▶ BRIEF:
Output every entry exactly as written, but omit the pictures.

(Records from a dataset)

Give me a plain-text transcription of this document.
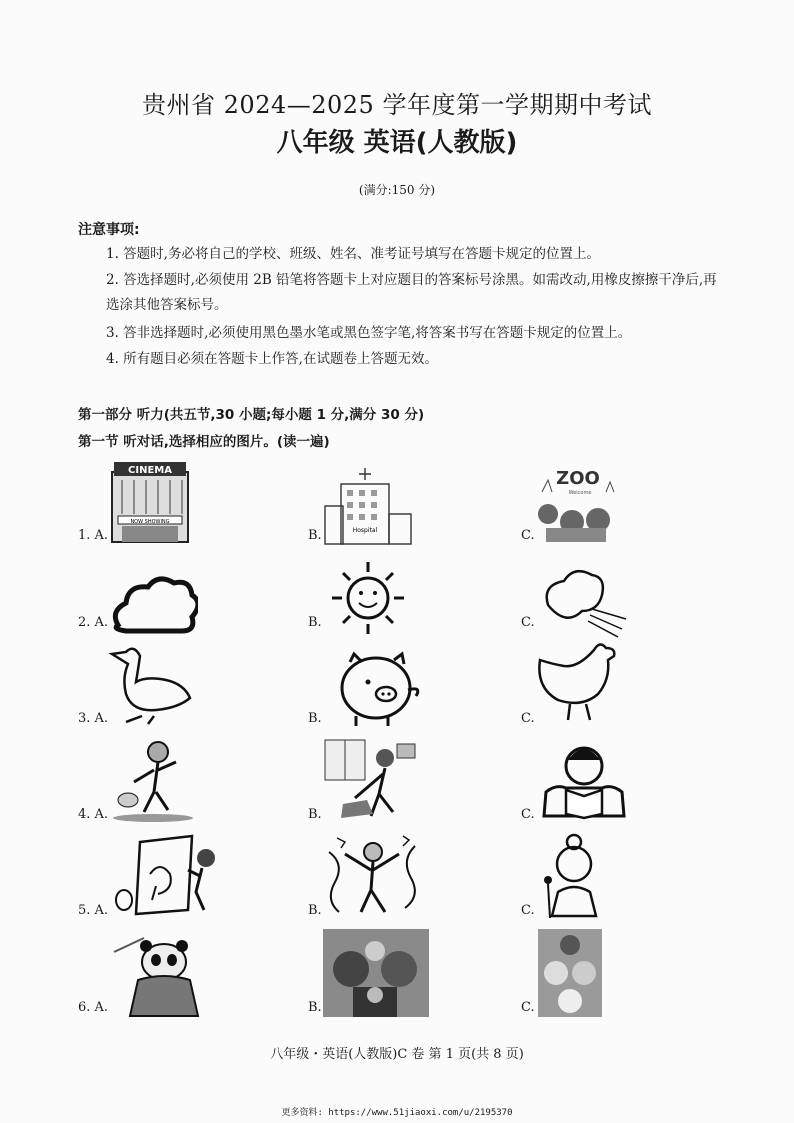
贵州省 2024—2025 学年度第一学期期中考试
八年级 英语(人教版)
(满分:150 分)
注意事项:
1. 答题时,务必将自己的学校、班级、姓名、准考证号填写在答题卡规定的位置上。
2. 答选择题时,必须使用 2B 铅笔将答题卡上对应题目的答案标号涂黑。如需改动,用橡皮擦擦干净后,再选涂其他答案标号。
3. 答非选择题时,必须使用黑色墨水笔或黑色签字笔,将答案书写在答题卡规定的位置上。
4. 所有题目必须在答题卡上作答,在试题卷上答题无效。
第一部分 听力(共五节,30 小题;每小题 1 分,满分 30 分)
第一节 听对话,选择相应的图片。(读一遍)
1. A.	B.	C.
CINEMA
NOW SHOWING
Hospital
ZOO
Welcome
2. A.	B.	C.
3. A.	B.	C.
4. A.	B.	C.
5. A.	B.	C.
6. A.	B.	C.
八年级・英语(人教版)C 卷 第 1 页(共 8 页)
更多资料: https://www.51jiaoxi.com/u/2195370
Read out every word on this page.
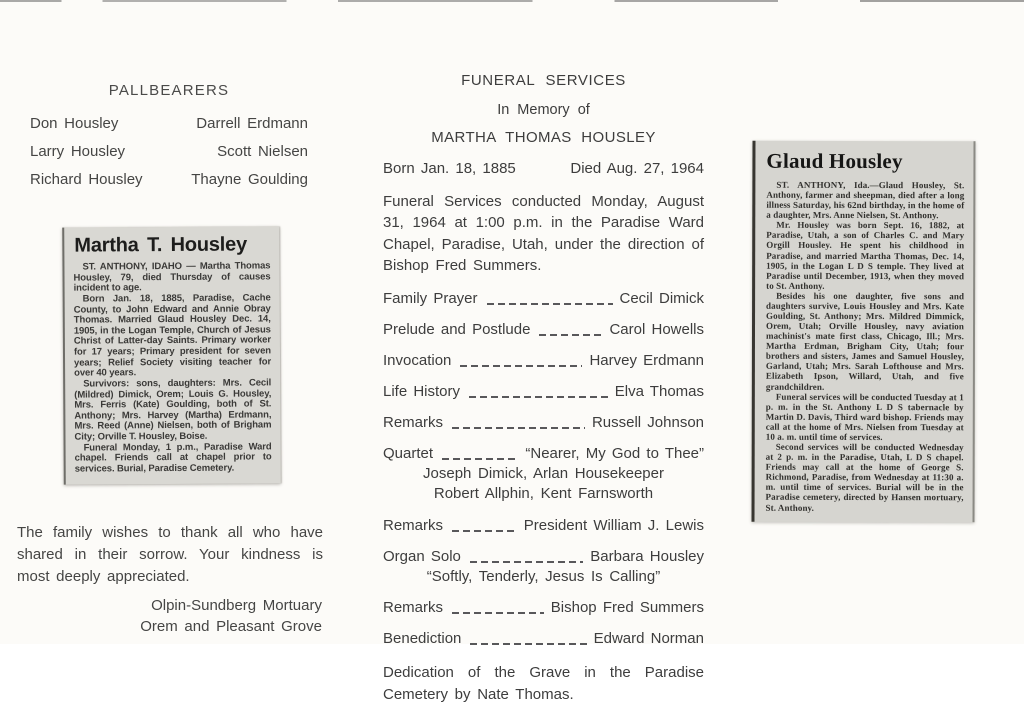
PALLBEARERS
Don Housley	Darrell Erdmann
Larry Housley	Scott Nielsen
Richard Housley	Thayne Goulding
Martha T. Housley

ST. ANTHONY, IDAHO — Martha Thomas Housley, 79, died Thursday of causes incident to age.

Born Jan. 18, 1885, Paradise, Cache County, to John Edward and Annie Obray Thomas. Married Glaud Housley Dec. 14, 1905, in the Logan Temple, Church of Jesus Christ of Latter-day Saints. Primary worker for 17 years; Primary president for seven years; Relief Society visiting teacher for over 40 years.

Survivors: sons, daughters: Mrs. Cecil (Mildred) Dimick, Orem; Louis G. Housley, Mrs. Ferris (Kate) Goulding, both of St. Anthony; Mrs. Harvey (Martha) Erdmann, Mrs. Reed (Anne) Nielsen, both of Brigham City; Orville T. Housley, Boise.

Funeral Monday, 1 p.m., Paradise Ward chapel. Friends call at chapel prior to services. Burial, Paradise Cemetery.

The family wishes to thank all who have shared in their sorrow. Your kindness is most deeply appreciated.

Olpin-Sundberg Mortuary
Orem and Pleasant Grove
FUNERAL SERVICES
In Memory of
MARTHA THOMAS HOUSLEY
Born Jan. 18, 1885	Died Aug. 27, 1964

Funeral Services conducted Monday, August 31, 1964 at 1:00 p.m. in the Paradise Ward Chapel, Paradise, Utah, under the direction of Bishop Fred Summers.

Family Prayer	Cecil Dimick
Prelude and Postlude	Carol Howells
Invocation	Harvey Erdmann
Life History	Elva Thomas
Remarks	Russell Johnson
Quartet	“Nearer, My God to Thee”
Joseph Dimick, Arlan Housekeeper
Robert Allphin, Kent Farnsworth
Remarks	President William J. Lewis
Organ Solo	Barbara Housley
“Softly, Tenderly, Jesus Is Calling”
Remarks	Bishop Fred Summers
Benediction	Edward Norman

Dedication of the Grave in the Paradise Cemetery by Nate Thomas.

Glaud Housley

ST. ANTHONY, Ida.—Glaud Housley, St. Anthony, farmer and sheepman, died after a long illness Saturday, his 62nd birthday, in the home of a daughter, Mrs. Anne Nielsen, St. Anthony.

Mr. Housley was born Sept. 16, 1882, at Paradise, Utah, a son of Charles C. and Mary Orgill Housley. He spent his childhood in Paradise, and married Martha Thomas, Dec. 14, 1905, in the Logan L D S temple. They lived at Paradise until December, 1913, when they moved to St. Anthony.

Besides his one daughter, five sons and daughters survive, Louis Housley and Mrs. Kate Goulding, St. Anthony; Mrs. Mildred Dimmick, Orem, Utah; Orville Housley, navy aviation machinist's mate first class, Chicago, Ill.; Mrs. Martha Erdman, Brigham City, Utah; four brothers and sisters, James and Samuel Housley, Garland, Utah; Mrs. Sarah Lofthouse and Mrs. Elizabeth Ipson, Willard, Utah, and five grandchildren.

Funeral services will be conducted Tuesday at 1 p. m. in the St. Anthony L D S tabernacle by Martin D. Davis, Third ward bishop. Friends may call at the home of Mrs. Nielsen from Tuesday at 10 a. m. until time of services.

Second services will be conducted Wednesday at 2 p. m. in the Paradise, Utah, L D S chapel. Friends may call at the home of George S. Richmond, Paradise, from Wednesday at 11:30 a. m. until time of services. Burial will be in the Paradise cemetery, directed by Hansen mortuary, St. Anthony.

▶ WRITTEN SOLUTION:
Give me a plain-text transcription of this document.
贵州省 2024—2025 学年度第一学期期中考试
八年级 英语(人教版)
(满分:150 分)
注意事项:
1. 答题时,务必将自己的学校、班级、姓名、准考证号填写在答题卡规定的位置上。
2. 答选择题时,必须使用 2B 铅笔将答题卡上对应题目的答案标号涂黑。如需改动,用橡皮擦擦干净后,再选涂其他答案标号。
3. 答非选择题时,必须使用黑色墨水笔或黑色签字笔,将答案书写在答题卡规定的位置上。
4. 所有题目必须在答题卡上作答,在试题卷上答题无效。
第一部分 听力(共五节,30 小题;每小题 1 分,满分 30 分)
第一节 听对话,选择相应的图片。(读一遍)
1. A.	B.	C.
CINEMA
NOW SHOWING
Hospital
ZOO
Welcome
2. A.	B.	C.
3. A.	B.	C.
4. A.	B.	C.
5. A.	B.	C.
6. A.	B.	C.
八年级・英语(人教版)C 卷 第 1 页(共 8 页)
更多资料: https://www.51jiaoxi.com/u/2195370
Read out every word on this page.
PALLBEARERS
Don Housley	Darrell Erdmann
Larry Housley	Scott Nielsen
Richard Housley	Thayne Goulding
Martha T. Housley

ST. ANTHONY, IDAHO — Martha Thomas Housley, 79, died Thursday of causes incident to age.

Born Jan. 18, 1885, Paradise, Cache County, to John Edward and Annie Obray Thomas. Married Glaud Housley Dec. 14, 1905, in the Logan Temple, Church of Jesus Christ of Latter-day Saints. Primary worker for 17 years; Primary president for seven years; Relief Society visiting teacher for over 40 years.

Survivors: sons, daughters: Mrs. Cecil (Mildred) Dimick, Orem; Louis G. Housley, Mrs. Ferris (Kate) Goulding, both of St. Anthony; Mrs. Harvey (Martha) Erdmann, Mrs. Reed (Anne) Nielsen, both of Brigham City; Orville T. Housley, Boise.

Funeral Monday, 1 p.m., Paradise Ward chapel. Friends call at chapel prior to services. Burial, Paradise Cemetery.

The family wishes to thank all who have shared in their sorrow. Your kindness is most deeply appreciated.

Olpin-Sundberg Mortuary
Orem and Pleasant Grove
FUNERAL SERVICES
In Memory of
MARTHA THOMAS HOUSLEY
Born Jan. 18, 1885	Died Aug. 27, 1964

Funeral Services conducted Monday, August 31, 1964 at 1:00 p.m. in the Paradise Ward Chapel, Paradise, Utah, under the direction of Bishop Fred Summers.

Family Prayer	Cecil Dimick
Prelude and Postlude	Carol Howells
Invocation	Harvey Erdmann
Life History	Elva Thomas
Remarks	Russell Johnson
Quartet	“Nearer, My God to Thee”
Joseph Dimick, Arlan Housekeeper
Robert Allphin, Kent Farnsworth
Remarks	President William J. Lewis
Organ Solo	Barbara Housley
“Softly, Tenderly, Jesus Is Calling”
Remarks	Bishop Fred Summers
Benediction	Edward Norman

Dedication of the Grave in the Paradise Cemetery by Nate Thomas.

Glaud Housley

ST. ANTHONY, Ida.—Glaud Housley, St. Anthony, farmer and sheepman, died after a long illness Saturday, his 62nd birthday, in the home of a daughter, Mrs. Anne Nielsen, St. Anthony.

Mr. Housley was born Sept. 16, 1882, at Paradise, Utah, a son of Charles C. and Mary Orgill Housley. He spent his childhood in Paradise, and married Martha Thomas, Dec. 14, 1905, in the Logan L D S temple. They lived at Paradise until December, 1913, when they moved to St. Anthony.

Besides his one daughter, five sons and daughters survive, Louis Housley and Mrs. Kate Goulding, St. Anthony; Mrs. Mildred Dimmick, Orem, Utah; Orville Housley, navy aviation machinist's mate first class, Chicago, Ill.; Mrs. Martha Erdman, Brigham City, Utah; four brothers and sisters, James and Samuel Housley, Garland, Utah; Mrs. Sarah Lofthouse and Mrs. Elizabeth Ipson, Willard, Utah, and five grandchildren.

Funeral services will be conducted Tuesday at 1 p. m. in the St. Anthony L D S tabernacle by Martin D. Davis, Third ward bishop. Friends may call at the home of Mrs. Nielsen from Tuesday at 10 a. m. until time of services.

Second services will be conducted Wednesday at 2 p. m. in the Paradise, Utah, L D S chapel. Friends may call at the home of George S. Richmond, Paradise, from Wednesday at 11:30 a. m. until time of services. Burial will be in the Paradise cemetery, directed by Hansen mortuary, St. Anthony.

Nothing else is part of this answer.